---------- SOURCE MATERIAL ----------

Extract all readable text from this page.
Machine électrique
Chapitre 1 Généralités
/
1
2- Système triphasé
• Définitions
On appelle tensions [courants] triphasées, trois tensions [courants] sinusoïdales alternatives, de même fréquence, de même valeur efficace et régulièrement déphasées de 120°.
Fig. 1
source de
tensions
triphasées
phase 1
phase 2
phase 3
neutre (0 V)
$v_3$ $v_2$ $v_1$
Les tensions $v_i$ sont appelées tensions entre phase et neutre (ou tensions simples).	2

----------
---------- SOURCE MATERIAL ----------

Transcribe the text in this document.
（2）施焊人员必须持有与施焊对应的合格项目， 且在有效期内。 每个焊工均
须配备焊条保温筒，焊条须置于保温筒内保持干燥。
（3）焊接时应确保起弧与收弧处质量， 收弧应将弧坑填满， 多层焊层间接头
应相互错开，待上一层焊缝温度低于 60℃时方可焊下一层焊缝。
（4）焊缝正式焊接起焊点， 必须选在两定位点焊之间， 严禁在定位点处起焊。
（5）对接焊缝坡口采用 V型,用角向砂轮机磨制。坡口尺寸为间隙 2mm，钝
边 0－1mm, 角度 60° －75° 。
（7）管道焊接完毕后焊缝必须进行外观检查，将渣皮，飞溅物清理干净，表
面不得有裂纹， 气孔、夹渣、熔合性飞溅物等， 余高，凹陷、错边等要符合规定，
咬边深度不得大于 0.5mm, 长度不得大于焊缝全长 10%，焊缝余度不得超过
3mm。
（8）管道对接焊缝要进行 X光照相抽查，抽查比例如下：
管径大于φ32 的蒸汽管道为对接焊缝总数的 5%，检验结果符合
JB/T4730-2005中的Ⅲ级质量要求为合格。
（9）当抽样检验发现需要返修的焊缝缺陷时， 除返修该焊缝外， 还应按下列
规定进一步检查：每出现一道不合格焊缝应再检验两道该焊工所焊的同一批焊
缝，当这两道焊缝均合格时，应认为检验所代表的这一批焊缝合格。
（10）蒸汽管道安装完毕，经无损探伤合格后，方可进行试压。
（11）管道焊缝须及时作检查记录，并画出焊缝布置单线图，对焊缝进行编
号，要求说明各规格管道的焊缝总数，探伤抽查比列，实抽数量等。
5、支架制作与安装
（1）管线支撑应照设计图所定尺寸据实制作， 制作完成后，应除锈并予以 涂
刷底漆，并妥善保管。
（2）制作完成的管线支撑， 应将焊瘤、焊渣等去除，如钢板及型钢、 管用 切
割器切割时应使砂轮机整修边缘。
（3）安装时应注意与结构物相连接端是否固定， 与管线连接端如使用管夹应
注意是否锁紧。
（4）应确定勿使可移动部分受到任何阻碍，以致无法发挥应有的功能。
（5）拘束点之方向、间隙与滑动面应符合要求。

----------
---------- SOURCE MATERIAL ----------

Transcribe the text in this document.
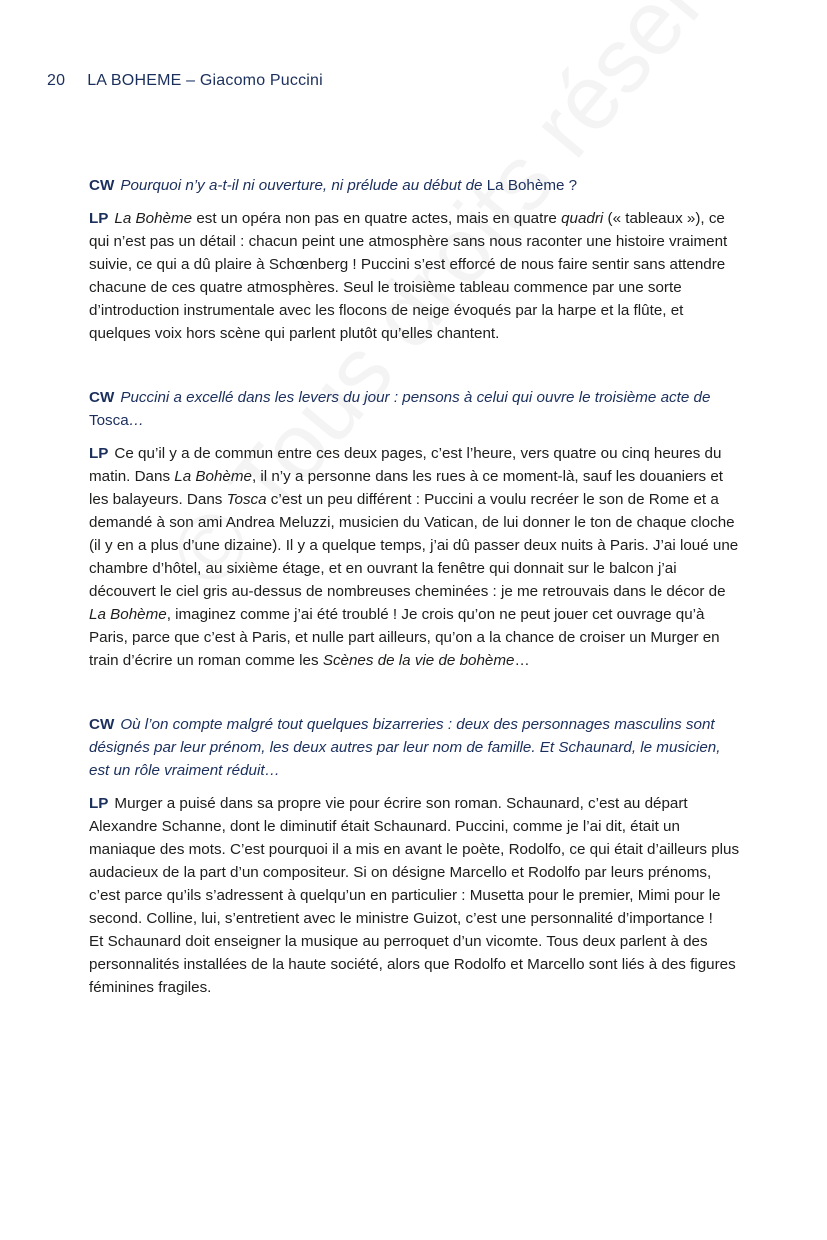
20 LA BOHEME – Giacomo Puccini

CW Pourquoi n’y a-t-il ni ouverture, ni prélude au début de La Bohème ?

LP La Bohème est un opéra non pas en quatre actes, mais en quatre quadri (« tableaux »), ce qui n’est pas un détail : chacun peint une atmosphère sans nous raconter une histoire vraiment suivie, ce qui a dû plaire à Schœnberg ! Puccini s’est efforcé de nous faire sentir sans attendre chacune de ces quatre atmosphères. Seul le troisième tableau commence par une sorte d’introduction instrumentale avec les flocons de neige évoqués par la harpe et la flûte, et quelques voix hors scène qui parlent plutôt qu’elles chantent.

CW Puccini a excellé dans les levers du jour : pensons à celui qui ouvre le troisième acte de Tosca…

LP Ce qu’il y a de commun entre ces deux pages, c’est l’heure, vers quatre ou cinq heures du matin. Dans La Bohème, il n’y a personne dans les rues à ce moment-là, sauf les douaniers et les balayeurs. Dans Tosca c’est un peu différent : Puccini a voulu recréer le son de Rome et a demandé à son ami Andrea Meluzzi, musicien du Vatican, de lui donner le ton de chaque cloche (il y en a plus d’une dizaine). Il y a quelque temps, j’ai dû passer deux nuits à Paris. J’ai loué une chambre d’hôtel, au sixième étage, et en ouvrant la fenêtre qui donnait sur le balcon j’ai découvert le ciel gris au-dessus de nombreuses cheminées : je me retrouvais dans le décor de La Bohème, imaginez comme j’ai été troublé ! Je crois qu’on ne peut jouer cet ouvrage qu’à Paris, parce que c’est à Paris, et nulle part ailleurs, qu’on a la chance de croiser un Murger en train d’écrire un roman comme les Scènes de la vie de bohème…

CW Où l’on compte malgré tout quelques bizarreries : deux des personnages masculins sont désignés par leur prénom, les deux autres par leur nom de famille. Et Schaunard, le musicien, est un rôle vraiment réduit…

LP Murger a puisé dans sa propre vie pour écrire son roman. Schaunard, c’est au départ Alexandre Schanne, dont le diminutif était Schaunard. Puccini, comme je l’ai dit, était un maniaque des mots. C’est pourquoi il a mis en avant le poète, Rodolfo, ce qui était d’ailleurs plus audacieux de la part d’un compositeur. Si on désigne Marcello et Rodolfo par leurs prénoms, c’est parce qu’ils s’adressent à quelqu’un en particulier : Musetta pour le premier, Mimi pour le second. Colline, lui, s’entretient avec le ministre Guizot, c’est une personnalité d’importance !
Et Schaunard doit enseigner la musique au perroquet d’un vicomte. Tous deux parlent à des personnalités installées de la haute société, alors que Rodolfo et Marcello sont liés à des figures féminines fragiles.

----------

WHAT IS EXPECTED: Show every line above in which the word "phase" occurs.

SOLUTION FOR THIS TASK:
phase 1
phase 2
phase 3
Les tensions $v_i$ sont appelées tensions entre phase et neutre (ou tensions simples).	2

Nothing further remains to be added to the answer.